━━ Extracted text ━━

Switching to matrix-rust-sdk-crypto would presumably not fix this failure mode, given it's a matter of reliably processing to-device messages in general, rather than anything crypto specific.

It'll fix the crypto-related failure modes though, which is what this issue seems to be about (and I'm told that the rust matrix-sdk-crypto makes sure to persist the to-device messages it cares about, so IMHO this issue will be fixed by #21972).

Looking at this in more detail: the difference with the rust crypto implementation is not that it persists to-device messages per se, but that it does all processing of inbound to-device messages before returning control to the application - which means that the application will not make another /sync request until the to-device messages are processed.

(The main reason it is able to do this, whereas it is more difficult in the js-sdk, is that the js-sdk makes an outbound network request to fetch the sender's device keys before decryption, whereas the rust sdk delays this process until the keys are used.)

So, the upshot remains: Element-R will fix this particular usage of to-device messages. Other applications which also use to-device messages may still be subject to the problem and will need separate fixes.

richvdh commented 6 months ago

@BillCarsonFr points out that we persist the sync token very early in /sync processing, so it doesn't really matter if the rest of the process is properly atomic: if the client is restarted between persisting that token and processing the keys, the keys will be dropped.

kegsay commented 6 months ago

tl;dr: JS SDK with Rust crypto does not have this problem because we only write AFTER processing /sync responses, once every 5 minutes.

Okay, this is confusing so bear with my explanation.

At first glance, it looks bad because this happens as soon as there's a response:

            // set the sync token NOW *before* processing the events. We do this so
            // if something barfs on an event we can skip it rather than constantly
            // polling with the same token.

However, the IndexedDBStore implementation of setSyncToken doesn't exist, and instead it uses the parent class implementation which is a MemoryStore. As a result, this DOES NOT PERSIST the sync token.

━━━
━━ Listing ━━

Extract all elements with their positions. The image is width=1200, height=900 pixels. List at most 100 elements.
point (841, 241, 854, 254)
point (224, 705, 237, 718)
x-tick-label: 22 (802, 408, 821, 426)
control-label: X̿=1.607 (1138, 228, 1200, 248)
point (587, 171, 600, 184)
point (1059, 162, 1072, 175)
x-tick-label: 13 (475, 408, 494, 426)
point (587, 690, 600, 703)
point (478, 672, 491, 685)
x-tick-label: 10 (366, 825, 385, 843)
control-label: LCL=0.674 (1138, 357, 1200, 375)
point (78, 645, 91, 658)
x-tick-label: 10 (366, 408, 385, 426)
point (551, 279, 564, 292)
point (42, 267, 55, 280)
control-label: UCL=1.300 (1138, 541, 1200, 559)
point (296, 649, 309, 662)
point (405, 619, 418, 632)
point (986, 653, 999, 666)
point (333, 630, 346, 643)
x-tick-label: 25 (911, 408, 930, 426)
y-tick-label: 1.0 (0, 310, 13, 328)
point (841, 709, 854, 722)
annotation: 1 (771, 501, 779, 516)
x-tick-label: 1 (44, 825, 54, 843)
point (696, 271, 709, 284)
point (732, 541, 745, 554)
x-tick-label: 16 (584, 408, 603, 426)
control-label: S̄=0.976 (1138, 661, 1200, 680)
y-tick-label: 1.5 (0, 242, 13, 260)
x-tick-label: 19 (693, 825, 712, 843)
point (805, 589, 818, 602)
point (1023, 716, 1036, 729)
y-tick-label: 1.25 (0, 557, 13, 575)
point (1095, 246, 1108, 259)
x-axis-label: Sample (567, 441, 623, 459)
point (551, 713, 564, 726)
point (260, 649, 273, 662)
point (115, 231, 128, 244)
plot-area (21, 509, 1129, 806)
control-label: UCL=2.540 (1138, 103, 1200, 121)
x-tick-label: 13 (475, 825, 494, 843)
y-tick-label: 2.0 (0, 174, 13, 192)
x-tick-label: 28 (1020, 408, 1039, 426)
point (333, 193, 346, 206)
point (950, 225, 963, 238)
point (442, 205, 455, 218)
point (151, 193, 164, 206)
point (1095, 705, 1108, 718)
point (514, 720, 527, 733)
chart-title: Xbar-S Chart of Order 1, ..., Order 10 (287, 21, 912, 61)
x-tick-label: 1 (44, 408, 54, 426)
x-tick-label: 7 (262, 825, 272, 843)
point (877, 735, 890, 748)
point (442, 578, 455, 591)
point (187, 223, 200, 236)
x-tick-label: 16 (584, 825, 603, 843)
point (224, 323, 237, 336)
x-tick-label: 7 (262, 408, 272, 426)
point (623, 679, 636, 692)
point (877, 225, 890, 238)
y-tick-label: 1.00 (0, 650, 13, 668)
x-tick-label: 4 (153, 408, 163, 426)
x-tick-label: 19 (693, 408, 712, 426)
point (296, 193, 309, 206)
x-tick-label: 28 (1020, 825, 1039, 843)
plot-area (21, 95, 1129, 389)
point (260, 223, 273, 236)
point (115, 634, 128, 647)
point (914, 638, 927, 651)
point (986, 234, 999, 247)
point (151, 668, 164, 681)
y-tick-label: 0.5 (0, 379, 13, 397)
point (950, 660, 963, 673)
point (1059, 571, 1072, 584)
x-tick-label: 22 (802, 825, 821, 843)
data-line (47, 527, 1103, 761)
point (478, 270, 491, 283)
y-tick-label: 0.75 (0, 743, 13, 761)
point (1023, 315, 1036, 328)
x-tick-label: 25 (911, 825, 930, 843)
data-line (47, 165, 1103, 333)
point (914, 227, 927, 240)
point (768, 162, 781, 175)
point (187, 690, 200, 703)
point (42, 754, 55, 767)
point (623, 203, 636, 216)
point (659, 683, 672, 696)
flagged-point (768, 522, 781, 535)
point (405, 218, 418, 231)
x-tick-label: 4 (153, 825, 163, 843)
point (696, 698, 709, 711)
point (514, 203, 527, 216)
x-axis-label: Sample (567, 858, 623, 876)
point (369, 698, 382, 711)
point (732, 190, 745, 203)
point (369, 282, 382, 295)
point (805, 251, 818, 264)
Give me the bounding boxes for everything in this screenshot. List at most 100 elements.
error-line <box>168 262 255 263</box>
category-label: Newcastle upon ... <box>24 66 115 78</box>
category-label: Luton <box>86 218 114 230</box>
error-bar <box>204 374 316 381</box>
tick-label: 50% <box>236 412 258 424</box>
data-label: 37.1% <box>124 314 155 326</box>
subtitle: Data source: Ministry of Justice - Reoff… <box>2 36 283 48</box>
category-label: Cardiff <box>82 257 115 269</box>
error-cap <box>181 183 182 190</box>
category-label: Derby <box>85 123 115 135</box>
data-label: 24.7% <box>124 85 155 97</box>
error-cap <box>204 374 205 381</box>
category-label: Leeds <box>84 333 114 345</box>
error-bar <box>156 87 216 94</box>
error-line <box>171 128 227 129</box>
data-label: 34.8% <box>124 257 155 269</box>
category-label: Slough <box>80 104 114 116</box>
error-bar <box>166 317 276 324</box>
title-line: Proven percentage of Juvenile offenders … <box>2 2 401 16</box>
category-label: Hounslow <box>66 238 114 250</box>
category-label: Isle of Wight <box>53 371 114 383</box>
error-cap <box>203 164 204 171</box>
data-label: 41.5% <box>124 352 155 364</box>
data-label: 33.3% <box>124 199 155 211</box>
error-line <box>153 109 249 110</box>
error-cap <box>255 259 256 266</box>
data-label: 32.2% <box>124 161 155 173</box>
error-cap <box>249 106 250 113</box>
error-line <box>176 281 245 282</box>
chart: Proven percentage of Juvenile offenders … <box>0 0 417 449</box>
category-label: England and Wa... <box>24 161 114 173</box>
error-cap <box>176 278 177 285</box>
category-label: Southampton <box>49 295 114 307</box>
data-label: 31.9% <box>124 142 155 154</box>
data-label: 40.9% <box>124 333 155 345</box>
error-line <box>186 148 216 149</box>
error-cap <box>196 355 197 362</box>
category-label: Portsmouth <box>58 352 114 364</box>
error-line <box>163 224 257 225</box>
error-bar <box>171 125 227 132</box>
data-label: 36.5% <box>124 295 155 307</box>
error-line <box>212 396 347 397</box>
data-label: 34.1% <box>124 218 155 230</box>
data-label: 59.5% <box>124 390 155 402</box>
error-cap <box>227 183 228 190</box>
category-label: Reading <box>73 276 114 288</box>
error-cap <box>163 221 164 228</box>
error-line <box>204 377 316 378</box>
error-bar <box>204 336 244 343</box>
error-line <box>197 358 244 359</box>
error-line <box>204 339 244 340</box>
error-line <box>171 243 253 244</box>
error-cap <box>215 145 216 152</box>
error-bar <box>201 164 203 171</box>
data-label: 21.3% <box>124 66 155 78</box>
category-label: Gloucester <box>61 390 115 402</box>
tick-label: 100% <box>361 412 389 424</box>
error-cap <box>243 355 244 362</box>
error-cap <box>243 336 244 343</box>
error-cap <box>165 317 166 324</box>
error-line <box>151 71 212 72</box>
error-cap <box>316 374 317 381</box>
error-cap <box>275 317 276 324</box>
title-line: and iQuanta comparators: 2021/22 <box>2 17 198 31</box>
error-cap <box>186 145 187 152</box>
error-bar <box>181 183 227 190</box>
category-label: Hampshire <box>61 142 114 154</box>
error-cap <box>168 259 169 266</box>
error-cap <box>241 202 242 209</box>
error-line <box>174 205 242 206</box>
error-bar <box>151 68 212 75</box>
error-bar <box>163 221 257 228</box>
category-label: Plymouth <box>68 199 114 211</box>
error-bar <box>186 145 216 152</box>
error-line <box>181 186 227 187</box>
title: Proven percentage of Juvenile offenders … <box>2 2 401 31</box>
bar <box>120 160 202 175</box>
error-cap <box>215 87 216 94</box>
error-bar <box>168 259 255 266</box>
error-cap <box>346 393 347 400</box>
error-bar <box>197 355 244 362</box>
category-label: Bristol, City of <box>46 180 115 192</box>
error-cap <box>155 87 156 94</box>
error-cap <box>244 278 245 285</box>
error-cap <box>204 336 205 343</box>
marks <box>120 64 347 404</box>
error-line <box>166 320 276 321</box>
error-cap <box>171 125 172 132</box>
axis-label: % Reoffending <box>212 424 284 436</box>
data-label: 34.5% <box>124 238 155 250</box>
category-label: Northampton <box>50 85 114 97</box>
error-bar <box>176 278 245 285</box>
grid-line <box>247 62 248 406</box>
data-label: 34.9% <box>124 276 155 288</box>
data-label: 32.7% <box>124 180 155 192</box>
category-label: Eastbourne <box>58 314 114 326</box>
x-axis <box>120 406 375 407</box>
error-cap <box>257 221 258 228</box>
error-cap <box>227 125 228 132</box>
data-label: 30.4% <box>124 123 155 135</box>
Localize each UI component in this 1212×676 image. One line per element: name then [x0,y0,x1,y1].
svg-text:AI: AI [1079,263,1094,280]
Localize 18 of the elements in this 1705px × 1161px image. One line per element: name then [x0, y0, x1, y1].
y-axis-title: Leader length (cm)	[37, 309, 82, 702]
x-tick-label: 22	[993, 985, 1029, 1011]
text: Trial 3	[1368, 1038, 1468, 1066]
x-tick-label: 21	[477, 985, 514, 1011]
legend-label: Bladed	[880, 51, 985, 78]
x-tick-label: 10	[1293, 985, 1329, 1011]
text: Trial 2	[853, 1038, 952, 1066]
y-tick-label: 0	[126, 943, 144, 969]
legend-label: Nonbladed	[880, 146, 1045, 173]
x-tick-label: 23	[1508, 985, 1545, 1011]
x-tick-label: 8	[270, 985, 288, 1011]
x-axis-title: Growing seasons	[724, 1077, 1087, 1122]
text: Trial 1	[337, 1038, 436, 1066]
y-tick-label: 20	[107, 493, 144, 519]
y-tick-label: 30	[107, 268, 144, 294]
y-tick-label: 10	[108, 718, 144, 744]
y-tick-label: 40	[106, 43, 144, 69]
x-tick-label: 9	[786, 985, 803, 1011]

━━━

Resume the discussion above about to-device messages and sync-token persistence in the JS SDK, starting right after its last sentence.

◆ **Exercise answer**
Later in the loop, we call await this.processSyncResponse(syncEventData, data); which contains this:

        if (data.to_device && Array.isArray(data.to_device.events) && data.to_device.events.length > 0) {
            let toDeviceMessages: IToDeviceEvent[] = data.to_device.events.filter(noUnsafeEventProps);

            if (this.syncOpts.cryptoCallbacks) {
                toDeviceMessages = await this.syncOpts.cryptoCallbacks.preprocessToDeviceMessages(toDeviceMessages);

Specifically, we await preprocessToDeviceMessages which then does const processed = await this.receiveSyncChanges({ events }); This ultimately awaits on this.olmMachine.receiveSyncChanges(...) which hits https://github.com/matrix-org/matrix-rust-sdk-crypto-wasm/blob/f16e8063b0a30e87c1847f033af79ec47c1026ac/src/machine.rs#L317 which will process room keys and secrets, and return decrypted to-device events for things like room key requests or verification requests.

Only AFTER all this is await'd do we do this:

                // tell databases that everything is now in a consistent state and can be saved.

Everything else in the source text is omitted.